"""

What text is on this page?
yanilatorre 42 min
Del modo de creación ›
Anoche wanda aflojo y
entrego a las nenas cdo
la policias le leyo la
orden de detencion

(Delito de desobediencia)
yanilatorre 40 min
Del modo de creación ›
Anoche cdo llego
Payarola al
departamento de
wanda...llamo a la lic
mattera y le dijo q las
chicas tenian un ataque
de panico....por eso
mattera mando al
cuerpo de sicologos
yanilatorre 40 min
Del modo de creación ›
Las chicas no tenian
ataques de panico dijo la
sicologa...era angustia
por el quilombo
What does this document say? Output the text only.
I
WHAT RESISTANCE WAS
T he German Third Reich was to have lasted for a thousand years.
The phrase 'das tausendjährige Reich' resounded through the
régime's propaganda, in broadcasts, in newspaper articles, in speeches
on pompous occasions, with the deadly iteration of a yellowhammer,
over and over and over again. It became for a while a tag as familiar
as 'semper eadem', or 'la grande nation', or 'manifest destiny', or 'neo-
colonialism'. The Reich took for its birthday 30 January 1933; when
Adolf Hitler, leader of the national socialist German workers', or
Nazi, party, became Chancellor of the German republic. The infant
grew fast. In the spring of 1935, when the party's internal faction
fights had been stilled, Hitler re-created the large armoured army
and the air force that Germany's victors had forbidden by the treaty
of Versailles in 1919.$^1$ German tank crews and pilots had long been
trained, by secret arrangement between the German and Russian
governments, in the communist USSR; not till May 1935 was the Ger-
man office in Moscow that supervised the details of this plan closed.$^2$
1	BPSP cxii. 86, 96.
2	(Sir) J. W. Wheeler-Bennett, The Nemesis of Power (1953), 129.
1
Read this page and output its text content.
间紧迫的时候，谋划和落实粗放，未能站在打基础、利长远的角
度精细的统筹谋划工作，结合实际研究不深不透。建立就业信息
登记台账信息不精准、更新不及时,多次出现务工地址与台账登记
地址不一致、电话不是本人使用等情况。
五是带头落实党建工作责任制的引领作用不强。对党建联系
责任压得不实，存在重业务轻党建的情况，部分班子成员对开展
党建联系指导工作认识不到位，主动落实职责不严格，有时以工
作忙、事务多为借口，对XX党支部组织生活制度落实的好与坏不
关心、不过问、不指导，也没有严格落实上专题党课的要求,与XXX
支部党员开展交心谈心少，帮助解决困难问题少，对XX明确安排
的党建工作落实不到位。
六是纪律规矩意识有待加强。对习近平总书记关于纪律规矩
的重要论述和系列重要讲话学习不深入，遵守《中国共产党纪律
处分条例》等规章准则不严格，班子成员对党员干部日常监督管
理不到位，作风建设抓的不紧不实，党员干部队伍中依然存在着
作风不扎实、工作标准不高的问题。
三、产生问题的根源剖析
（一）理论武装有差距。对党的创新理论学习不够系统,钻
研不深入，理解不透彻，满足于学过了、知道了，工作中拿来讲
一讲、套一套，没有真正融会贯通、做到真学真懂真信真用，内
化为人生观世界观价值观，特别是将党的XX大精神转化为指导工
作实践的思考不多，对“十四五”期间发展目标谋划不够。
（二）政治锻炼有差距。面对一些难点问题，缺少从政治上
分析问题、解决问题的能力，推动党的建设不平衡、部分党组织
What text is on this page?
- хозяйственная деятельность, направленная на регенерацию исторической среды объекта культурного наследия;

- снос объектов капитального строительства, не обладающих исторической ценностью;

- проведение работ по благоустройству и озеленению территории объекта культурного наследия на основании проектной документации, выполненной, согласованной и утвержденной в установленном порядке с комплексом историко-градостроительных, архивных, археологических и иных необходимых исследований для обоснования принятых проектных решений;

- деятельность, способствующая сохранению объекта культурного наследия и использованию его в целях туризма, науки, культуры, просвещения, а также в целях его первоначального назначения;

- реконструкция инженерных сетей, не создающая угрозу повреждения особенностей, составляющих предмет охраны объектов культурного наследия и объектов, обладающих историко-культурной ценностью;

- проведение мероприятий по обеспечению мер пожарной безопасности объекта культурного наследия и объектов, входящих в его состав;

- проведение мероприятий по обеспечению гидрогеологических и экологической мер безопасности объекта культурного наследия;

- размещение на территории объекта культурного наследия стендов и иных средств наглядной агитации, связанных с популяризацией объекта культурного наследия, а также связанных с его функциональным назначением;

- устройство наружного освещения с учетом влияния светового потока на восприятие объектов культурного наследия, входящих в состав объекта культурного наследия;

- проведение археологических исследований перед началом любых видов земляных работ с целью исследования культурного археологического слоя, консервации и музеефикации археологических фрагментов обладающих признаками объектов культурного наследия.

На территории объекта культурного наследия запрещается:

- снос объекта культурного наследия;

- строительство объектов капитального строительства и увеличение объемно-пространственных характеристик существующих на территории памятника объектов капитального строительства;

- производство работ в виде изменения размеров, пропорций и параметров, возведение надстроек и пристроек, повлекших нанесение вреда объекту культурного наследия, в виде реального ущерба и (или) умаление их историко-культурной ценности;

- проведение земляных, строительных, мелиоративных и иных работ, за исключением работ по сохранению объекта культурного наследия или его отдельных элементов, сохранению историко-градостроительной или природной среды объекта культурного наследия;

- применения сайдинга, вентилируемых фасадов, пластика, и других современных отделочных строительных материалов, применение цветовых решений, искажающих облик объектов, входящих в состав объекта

"""

- Aim
In the records above, collect each line with "chicas".

- Expected answer
chicas tenian un ataque
Las chicas no tenian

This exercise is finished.